EXERCISE. All of the data must be printed exactly; please include every line.

Data excerpts:

|---|

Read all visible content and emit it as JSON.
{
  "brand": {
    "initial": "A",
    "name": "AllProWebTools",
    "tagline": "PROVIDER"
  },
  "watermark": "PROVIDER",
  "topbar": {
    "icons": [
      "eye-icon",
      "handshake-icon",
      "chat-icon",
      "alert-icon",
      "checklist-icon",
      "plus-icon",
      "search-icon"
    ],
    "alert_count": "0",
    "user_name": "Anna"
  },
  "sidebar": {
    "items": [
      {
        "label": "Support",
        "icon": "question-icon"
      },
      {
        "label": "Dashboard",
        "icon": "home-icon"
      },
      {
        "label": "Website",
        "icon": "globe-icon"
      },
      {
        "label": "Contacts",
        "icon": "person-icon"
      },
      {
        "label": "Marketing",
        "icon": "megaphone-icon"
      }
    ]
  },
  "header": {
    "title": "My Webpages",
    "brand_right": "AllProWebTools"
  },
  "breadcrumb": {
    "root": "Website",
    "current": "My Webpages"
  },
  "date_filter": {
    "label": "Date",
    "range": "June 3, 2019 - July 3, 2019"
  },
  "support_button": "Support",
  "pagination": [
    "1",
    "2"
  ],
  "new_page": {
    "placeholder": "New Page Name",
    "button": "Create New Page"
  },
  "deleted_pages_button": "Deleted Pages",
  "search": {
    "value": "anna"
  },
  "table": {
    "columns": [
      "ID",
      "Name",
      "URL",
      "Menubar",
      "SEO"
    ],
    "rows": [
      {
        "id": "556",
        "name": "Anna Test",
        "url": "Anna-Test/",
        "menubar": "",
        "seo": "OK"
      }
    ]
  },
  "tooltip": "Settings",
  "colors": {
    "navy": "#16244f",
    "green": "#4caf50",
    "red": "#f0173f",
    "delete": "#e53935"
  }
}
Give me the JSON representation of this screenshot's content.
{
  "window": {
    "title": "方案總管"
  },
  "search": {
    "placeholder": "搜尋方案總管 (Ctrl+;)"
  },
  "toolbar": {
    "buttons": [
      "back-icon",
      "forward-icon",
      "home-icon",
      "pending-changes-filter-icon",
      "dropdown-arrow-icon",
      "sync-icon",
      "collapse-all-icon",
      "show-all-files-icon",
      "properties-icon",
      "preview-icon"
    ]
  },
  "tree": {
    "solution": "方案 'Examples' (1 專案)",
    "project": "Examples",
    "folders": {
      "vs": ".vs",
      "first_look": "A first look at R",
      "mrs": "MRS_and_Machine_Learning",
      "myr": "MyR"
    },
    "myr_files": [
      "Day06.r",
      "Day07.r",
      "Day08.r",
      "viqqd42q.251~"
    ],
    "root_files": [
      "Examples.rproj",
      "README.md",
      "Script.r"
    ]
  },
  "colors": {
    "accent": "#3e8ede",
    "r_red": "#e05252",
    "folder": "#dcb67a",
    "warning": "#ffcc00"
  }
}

|---|

ANSWER FOR THE TASK.
Read all visible content and emit it as JSON.
{
  "brand": {
    "initial": "A",
    "name": "AllProWebTools",
    "tagline": "PROVIDER"
  },
  "watermark": "PROVIDER",
  "topbar": {
    "icons": [
      "eye-icon",
      "handshake-icon",
      "chat-icon",
      "alert-icon",
      "checklist-icon",
      "plus-icon",
      "search-icon"
    ],
    "alert_count": "0",
    "user_name": "Anna"
  },
  "sidebar": {
    "items": [
      {
        "label": "Support",
        "icon": "question-icon"
      },
      {
        "label": "Dashboard",
        "icon": "home-icon"
      },
      {
        "label": "Website",
        "icon": "globe-icon"
      },
      {
        "label": "Contacts",
        "icon": "person-icon"
      },
      {
        "label": "Marketing",
        "icon": "megaphone-icon"
      }
    ]
  },
  "header": {
    "title": "My Webpages",
    "brand_right": "AllProWebTools"
  },
  "breadcrumb": {
    "root": "Website",
    "current": "My Webpages"
  },
  "date_filter": {
    "label": "Date",
    "range": "June 3, 2019 - July 3, 2019"
  },
  "support_button": "Support",
  "pagination": [
    "1",
    "2"
  ],
  "new_page": {
    "placeholder": "New Page Name",
    "button": "Create New Page"
  },
  "deleted_pages_button": "Deleted Pages",
  "search": {
    "value": "anna"
  },
  "table": {
    "columns": [
      "ID",
      "Name",
      "URL",
      "Menubar",
      "SEO"
    ],
    "rows": [
      {
        "id": "556",
        "name": "Anna Test",
        "url": "Anna-Test/",
        "menubar": "",
        "seo": "OK"
      }
    ]
  },
  "tooltip": "Settings",
  "colors": {
    "navy": "#16244f",
    "green": "#4caf50",
    "red": "#f0173f",
    "delete": "#e53935"
  }
}
Give me the JSON representation of this screenshot's content.
{
  "window": {
    "title": "方案總管"
  },
  "search": {
    "placeholder": "搜尋方案總管 (Ctrl+;)"
  },
  "toolbar": {
    "buttons": [
      "back-icon",
      "forward-icon",
      "home-icon",
      "pending-changes-filter-icon",
      "dropdown-arrow-icon",
      "sync-icon",
      "collapse-all-icon",
      "show-all-files-icon",
      "properties-icon",
      "preview-icon"
    ]
  },
  "tree": {
    "solution": "方案 'Examples' (1 專案)",
    "project": "Examples",
    "folders": {
      "vs": ".vs",
      "first_look": "A first look at R",
      "mrs": "MRS_and_Machine_Learning",
      "myr": "MyR"
    },
    "myr_files": [
      "Day06.r",
      "Day07.r",
      "Day08.r",
      "viqqd42q.251~"
    ],
    "root_files": [
      "Examples.rproj",
      "README.md",
      "Script.r"
    ]
  },
  "colors": {
    "accent": "#3e8ede",
    "r_red": "#e05252",
    "folder": "#dcb67a",
    "warning": "#ffcc00"
  }
}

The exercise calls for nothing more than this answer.